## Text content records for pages
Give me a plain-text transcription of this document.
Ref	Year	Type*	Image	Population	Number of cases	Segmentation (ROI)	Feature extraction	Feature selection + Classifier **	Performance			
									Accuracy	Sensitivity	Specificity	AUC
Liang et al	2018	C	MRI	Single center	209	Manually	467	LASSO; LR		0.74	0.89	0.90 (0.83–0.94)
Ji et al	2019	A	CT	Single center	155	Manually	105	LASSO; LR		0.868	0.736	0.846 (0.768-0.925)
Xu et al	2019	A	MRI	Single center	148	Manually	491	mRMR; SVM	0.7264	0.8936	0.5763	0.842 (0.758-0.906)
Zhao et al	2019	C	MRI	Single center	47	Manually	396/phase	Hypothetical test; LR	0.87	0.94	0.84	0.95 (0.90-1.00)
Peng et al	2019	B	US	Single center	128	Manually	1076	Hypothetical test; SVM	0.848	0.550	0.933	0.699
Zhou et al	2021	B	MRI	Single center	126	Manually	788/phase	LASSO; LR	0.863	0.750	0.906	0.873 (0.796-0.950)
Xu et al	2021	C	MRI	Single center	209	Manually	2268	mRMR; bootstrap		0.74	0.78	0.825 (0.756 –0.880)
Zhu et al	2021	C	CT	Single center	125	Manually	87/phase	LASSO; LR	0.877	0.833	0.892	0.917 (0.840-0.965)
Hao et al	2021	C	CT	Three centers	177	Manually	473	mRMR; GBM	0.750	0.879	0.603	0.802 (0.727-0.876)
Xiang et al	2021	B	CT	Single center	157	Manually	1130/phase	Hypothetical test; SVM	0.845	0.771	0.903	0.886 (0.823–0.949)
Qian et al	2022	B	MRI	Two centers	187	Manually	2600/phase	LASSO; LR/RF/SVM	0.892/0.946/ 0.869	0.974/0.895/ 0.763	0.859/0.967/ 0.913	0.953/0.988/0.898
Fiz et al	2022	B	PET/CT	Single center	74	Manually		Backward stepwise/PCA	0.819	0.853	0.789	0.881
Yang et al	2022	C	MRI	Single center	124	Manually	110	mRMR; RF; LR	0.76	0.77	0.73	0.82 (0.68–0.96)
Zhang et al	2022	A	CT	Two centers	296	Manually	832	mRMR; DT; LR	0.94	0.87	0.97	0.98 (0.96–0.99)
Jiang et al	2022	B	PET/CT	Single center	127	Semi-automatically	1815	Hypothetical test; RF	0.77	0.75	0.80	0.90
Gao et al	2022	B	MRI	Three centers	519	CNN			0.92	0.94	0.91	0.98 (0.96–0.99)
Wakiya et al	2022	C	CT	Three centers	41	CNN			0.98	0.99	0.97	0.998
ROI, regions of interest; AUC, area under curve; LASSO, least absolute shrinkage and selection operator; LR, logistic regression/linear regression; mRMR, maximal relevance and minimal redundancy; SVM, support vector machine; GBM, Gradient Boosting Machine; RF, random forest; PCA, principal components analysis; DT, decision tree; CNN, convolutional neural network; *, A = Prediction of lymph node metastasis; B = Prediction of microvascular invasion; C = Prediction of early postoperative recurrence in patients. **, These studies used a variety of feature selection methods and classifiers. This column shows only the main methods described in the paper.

## Problem description
Write the data back out verbatim.

## Written answer
Give me a plain-text transcription of this document.
Ref	Year	Type*	Image	Population	Number of cases	Segmentation (ROI)	Feature extraction	Feature selection + Classifier **	Performance			
									Accuracy	Sensitivity	Specificity	AUC
Liang et al	2018	C	MRI	Single center	209	Manually	467	LASSO; LR		0.74	0.89	0.90 (0.83–0.94)
Ji et al	2019	A	CT	Single center	155	Manually	105	LASSO; LR		0.868	0.736	0.846 (0.768-0.925)
Xu et al	2019	A	MRI	Single center	148	Manually	491	mRMR; SVM	0.7264	0.8936	0.5763	0.842 (0.758-0.906)
Zhao et al	2019	C	MRI	Single center	47	Manually	396/phase	Hypothetical test; LR	0.87	0.94	0.84	0.95 (0.90-1.00)
Peng et al	2019	B	US	Single center	128	Manually	1076	Hypothetical test; SVM	0.848	0.550	0.933	0.699
Zhou et al	2021	B	MRI	Single center	126	Manually	788/phase	LASSO; LR	0.863	0.750	0.906	0.873 (0.796-0.950)
Xu et al	2021	C	MRI	Single center	209	Manually	2268	mRMR; bootstrap		0.74	0.78	0.825 (0.756 –0.880)
Zhu et al	2021	C	CT	Single center	125	Manually	87/phase	LASSO; LR	0.877	0.833	0.892	0.917 (0.840-0.965)
Hao et al	2021	C	CT	Three centers	177	Manually	473	mRMR; GBM	0.750	0.879	0.603	0.802 (0.727-0.876)
Xiang et al	2021	B	CT	Single center	157	Manually	1130/phase	Hypothetical test; SVM	0.845	0.771	0.903	0.886 (0.823–0.949)
Qian et al	2022	B	MRI	Two centers	187	Manually	2600/phase	LASSO; LR/RF/SVM	0.892/0.946/ 0.869	0.974/0.895/ 0.763	0.859/0.967/ 0.913	0.953/0.988/0.898
Fiz et al	2022	B	PET/CT	Single center	74	Manually		Backward stepwise/PCA	0.819	0.853	0.789	0.881
Yang et al	2022	C	MRI	Single center	124	Manually	110	mRMR; RF; LR	0.76	0.77	0.73	0.82 (0.68–0.96)
Zhang et al	2022	A	CT	Two centers	296	Manually	832	mRMR; DT; LR	0.94	0.87	0.97	0.98 (0.96–0.99)
Jiang et al	2022	B	PET/CT	Single center	127	Semi-automatically	1815	Hypothetical test; RF	0.77	0.75	0.80	0.90
Gao et al	2022	B	MRI	Three centers	519	CNN			0.92	0.94	0.91	0.98 (0.96–0.99)
Wakiya et al	2022	C	CT	Three centers	41	CNN			0.98	0.99	0.97	0.998
ROI, regions of interest; AUC, area under curve; LASSO, least absolute shrinkage and selection operator; LR, logistic regression/linear regression; mRMR, maximal relevance and minimal redundancy; SVM, support vector machine; GBM, Gradient Boosting Machine; RF, random forest; PCA, principal components analysis; DT, decision tree; CNN, convolutional neural network; *, A = Prediction of lymph node metastasis; B = Prediction of microvascular invasion; C = Prediction of early postoperative recurrence in patients. **, These studies used a variety of feature selection methods and classifiers. This column shows only the main methods described in the paper.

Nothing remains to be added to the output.